Pick out the lines below that include the string "from".

(Raw records)
• • • •

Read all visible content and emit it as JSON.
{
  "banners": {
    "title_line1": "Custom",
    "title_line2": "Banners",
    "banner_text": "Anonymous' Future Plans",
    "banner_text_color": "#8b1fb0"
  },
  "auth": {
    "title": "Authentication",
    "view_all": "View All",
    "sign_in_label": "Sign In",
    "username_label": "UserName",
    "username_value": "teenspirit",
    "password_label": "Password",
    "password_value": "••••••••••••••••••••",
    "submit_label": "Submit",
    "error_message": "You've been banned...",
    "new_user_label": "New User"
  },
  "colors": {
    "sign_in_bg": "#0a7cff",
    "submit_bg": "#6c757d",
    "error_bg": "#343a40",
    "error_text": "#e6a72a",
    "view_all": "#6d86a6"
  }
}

• • • •

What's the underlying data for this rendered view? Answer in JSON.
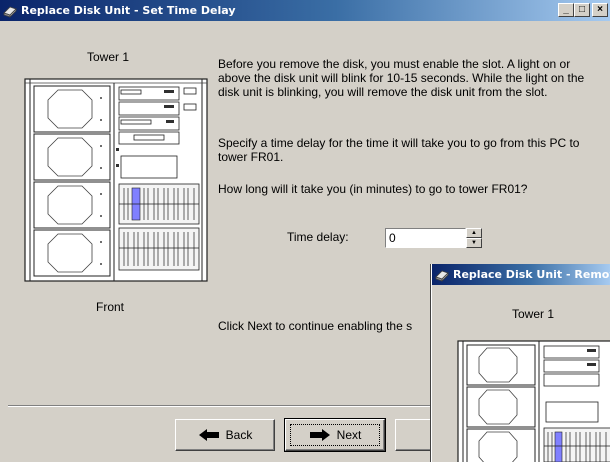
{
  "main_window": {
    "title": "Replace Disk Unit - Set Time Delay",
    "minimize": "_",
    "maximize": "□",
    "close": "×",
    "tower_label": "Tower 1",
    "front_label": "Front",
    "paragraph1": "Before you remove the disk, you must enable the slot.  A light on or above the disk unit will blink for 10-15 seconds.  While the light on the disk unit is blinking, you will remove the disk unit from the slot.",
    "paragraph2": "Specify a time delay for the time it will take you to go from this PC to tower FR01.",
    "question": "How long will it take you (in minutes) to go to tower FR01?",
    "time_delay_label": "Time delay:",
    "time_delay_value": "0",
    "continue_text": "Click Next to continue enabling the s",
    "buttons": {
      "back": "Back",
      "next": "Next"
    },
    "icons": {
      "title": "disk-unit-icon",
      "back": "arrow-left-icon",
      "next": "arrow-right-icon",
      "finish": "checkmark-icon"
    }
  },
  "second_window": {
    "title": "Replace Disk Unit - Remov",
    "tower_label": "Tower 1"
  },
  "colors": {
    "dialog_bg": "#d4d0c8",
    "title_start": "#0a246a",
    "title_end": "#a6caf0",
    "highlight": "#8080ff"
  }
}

• • • •

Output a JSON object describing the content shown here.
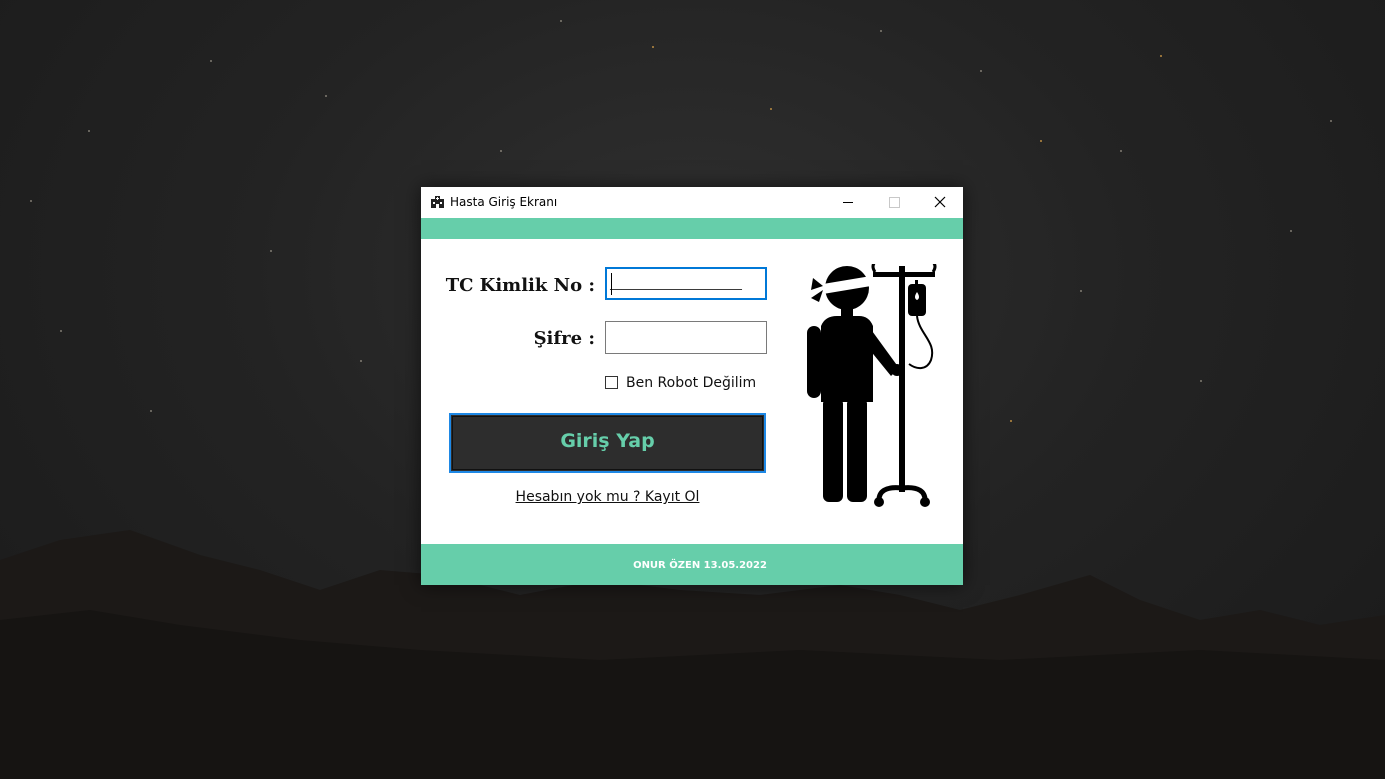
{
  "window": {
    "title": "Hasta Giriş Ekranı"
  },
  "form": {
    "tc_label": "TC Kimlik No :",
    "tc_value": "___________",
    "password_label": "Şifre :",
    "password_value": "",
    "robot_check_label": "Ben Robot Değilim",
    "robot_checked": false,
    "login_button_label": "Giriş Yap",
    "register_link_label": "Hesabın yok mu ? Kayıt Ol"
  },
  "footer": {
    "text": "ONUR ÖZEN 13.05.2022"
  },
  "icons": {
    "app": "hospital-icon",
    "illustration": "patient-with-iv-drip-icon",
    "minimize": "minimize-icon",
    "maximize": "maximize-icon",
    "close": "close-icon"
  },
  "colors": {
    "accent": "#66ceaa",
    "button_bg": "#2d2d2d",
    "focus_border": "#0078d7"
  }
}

• • • •

#### COMPLETED EXERCISE:
    "paragraph1": "Before you remove the disk, you must enable the slot.  A light on or above the disk unit will blink for 10-15 seconds.  While the light on the disk unit is blinking, you will remove the disk unit from the slot.",
    "paragraph2": "Specify a time delay for the time it will take you to go from this PC to tower FR01.",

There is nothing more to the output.